### Stated problem
Write out all the lines again, precisely as they stand, but without the images.

### Items
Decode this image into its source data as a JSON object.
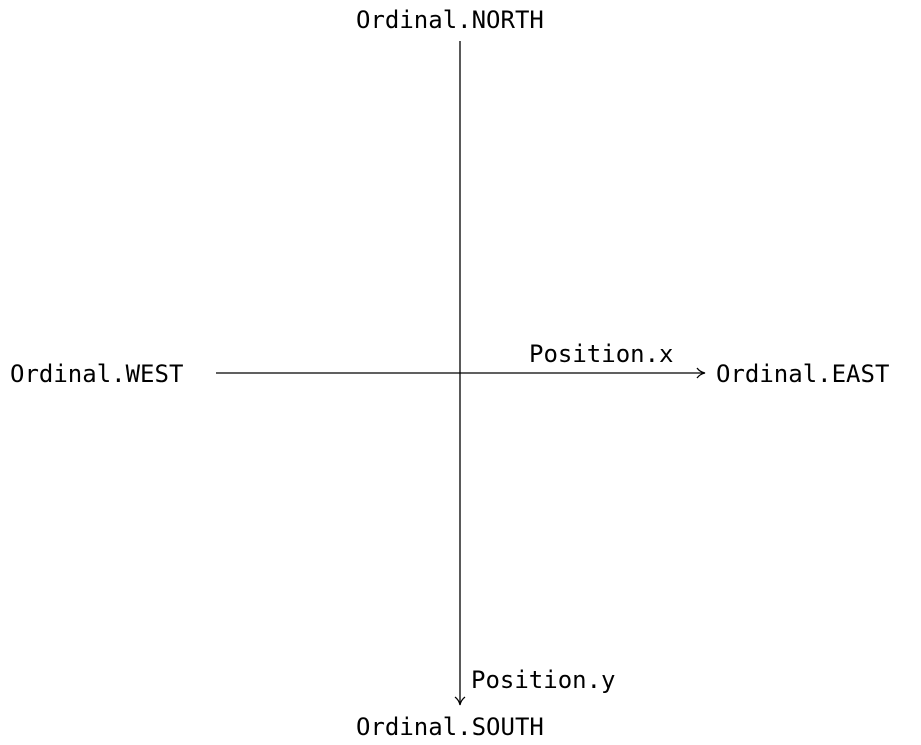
{
  "diagram": {
    "labels": {
      "north": "Ordinal.NORTH",
      "south": "Ordinal.SOUTH",
      "west": "Ordinal.WEST",
      "east": "Ordinal.EAST",
      "position_x": "Position.x",
      "position_y": "Position.y"
    },
    "line_color": "#000000",
    "text_color": "#000000"
  }
}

### Result for this task
Decode this image into its source data as a JSON object.
{
  "diagram": {
    "labels": {
      "north": "Ordinal.NORTH",
      "south": "Ordinal.SOUTH",
      "west": "Ordinal.WEST",
      "east": "Ordinal.EAST",
      "position_x": "Position.x",
      "position_y": "Position.y"
    },
    "line_color": "#000000",
    "text_color": "#000000"
  }
}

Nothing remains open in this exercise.